** Start of Stored rows **

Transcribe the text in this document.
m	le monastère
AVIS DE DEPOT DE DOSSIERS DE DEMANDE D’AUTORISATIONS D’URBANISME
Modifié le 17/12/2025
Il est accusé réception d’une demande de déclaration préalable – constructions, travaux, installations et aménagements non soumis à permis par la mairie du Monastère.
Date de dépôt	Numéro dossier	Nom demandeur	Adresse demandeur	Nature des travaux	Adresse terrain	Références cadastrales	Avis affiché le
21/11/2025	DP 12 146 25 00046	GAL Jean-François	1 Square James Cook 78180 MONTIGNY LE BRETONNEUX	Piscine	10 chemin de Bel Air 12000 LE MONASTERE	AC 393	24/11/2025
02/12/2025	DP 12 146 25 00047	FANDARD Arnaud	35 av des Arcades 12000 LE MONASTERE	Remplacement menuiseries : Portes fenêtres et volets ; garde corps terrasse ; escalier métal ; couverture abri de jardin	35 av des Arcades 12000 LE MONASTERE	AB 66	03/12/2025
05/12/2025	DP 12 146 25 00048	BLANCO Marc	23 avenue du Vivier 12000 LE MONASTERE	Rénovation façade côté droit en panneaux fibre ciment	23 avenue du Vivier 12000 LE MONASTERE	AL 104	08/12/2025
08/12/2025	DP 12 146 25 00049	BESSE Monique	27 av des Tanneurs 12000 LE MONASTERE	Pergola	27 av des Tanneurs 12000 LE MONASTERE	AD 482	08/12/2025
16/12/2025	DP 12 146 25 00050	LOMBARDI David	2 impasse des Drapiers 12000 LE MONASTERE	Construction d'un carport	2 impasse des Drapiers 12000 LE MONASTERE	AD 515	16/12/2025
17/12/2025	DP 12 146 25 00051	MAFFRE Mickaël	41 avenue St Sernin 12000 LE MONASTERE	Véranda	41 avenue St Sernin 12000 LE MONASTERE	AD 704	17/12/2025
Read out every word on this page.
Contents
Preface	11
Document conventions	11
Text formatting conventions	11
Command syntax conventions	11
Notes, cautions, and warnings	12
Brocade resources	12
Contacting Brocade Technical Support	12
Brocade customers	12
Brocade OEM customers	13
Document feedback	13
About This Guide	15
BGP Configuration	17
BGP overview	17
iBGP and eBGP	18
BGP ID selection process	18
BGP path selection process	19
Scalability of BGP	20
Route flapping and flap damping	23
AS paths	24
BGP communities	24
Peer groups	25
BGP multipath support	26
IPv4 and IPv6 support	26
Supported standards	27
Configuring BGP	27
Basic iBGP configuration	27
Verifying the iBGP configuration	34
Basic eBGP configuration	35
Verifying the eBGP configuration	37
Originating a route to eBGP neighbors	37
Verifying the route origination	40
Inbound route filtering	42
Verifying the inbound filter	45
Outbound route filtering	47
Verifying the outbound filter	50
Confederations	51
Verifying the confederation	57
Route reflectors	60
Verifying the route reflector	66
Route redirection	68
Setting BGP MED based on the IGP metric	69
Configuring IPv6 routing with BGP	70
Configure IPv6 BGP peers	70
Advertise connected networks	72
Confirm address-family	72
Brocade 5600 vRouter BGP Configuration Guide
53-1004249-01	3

** End of Stored rows **

- What is needed
Restate all of the entries above precisely.

- Result below
Transcribe the text in this document.
m	le monastère
AVIS DE DEPOT DE DOSSIERS DE DEMANDE D’AUTORISATIONS D’URBANISME
Modifié le 17/12/2025
Il est accusé réception d’une demande de déclaration préalable – constructions, travaux, installations et aménagements non soumis à permis par la mairie du Monastère.
Date de dépôt	Numéro dossier	Nom demandeur	Adresse demandeur	Nature des travaux	Adresse terrain	Références cadastrales	Avis affiché le
21/11/2025	DP 12 146 25 00046	GAL Jean-François	1 Square James Cook 78180 MONTIGNY LE BRETONNEUX	Piscine	10 chemin de Bel Air 12000 LE MONASTERE	AC 393	24/11/2025
02/12/2025	DP 12 146 25 00047	FANDARD Arnaud	35 av des Arcades 12000 LE MONASTERE	Remplacement menuiseries : Portes fenêtres et volets ; garde corps terrasse ; escalier métal ; couverture abri de jardin	35 av des Arcades 12000 LE MONASTERE	AB 66	03/12/2025
05/12/2025	DP 12 146 25 00048	BLANCO Marc	23 avenue du Vivier 12000 LE MONASTERE	Rénovation façade côté droit en panneaux fibre ciment	23 avenue du Vivier 12000 LE MONASTERE	AL 104	08/12/2025
08/12/2025	DP 12 146 25 00049	BESSE Monique	27 av des Tanneurs 12000 LE MONASTERE	Pergola	27 av des Tanneurs 12000 LE MONASTERE	AD 482	08/12/2025
16/12/2025	DP 12 146 25 00050	LOMBARDI David	2 impasse des Drapiers 12000 LE MONASTERE	Construction d'un carport	2 impasse des Drapiers 12000 LE MONASTERE	AD 515	16/12/2025
17/12/2025	DP 12 146 25 00051	MAFFRE Mickaël	41 avenue St Sernin 12000 LE MONASTERE	Véranda	41 avenue St Sernin 12000 LE MONASTERE	AD 704	17/12/2025
Read out every word on this page.
Contents
Preface	11
Document conventions	11
Text formatting conventions	11
Command syntax conventions	11
Notes, cautions, and warnings	12
Brocade resources	12
Contacting Brocade Technical Support	12
Brocade customers	12
Brocade OEM customers	13
Document feedback	13
About This Guide	15
BGP Configuration	17
BGP overview	17
iBGP and eBGP	18
BGP ID selection process	18
BGP path selection process	19
Scalability of BGP	20
Route flapping and flap damping	23
AS paths	24
BGP communities	24
Peer groups	25
BGP multipath support	26
IPv4 and IPv6 support	26
Supported standards	27
Configuring BGP	27
Basic iBGP configuration	27
Verifying the iBGP configuration	34
Basic eBGP configuration	35
Verifying the eBGP configuration	37
Originating a route to eBGP neighbors	37
Verifying the route origination	40
Inbound route filtering	42
Verifying the inbound filter	45
Outbound route filtering	47
Verifying the outbound filter	50
Confederations	51
Verifying the confederation	57
Route reflectors	60
Verifying the route reflector	66
Route redirection	68
Setting BGP MED based on the IGP metric	69
Configuring IPv6 routing with BGP	70
Configure IPv6 BGP peers	70
Advertise connected networks	72
Confirm address-family	72
Brocade 5600 vRouter BGP Configuration Guide
53-1004249-01	3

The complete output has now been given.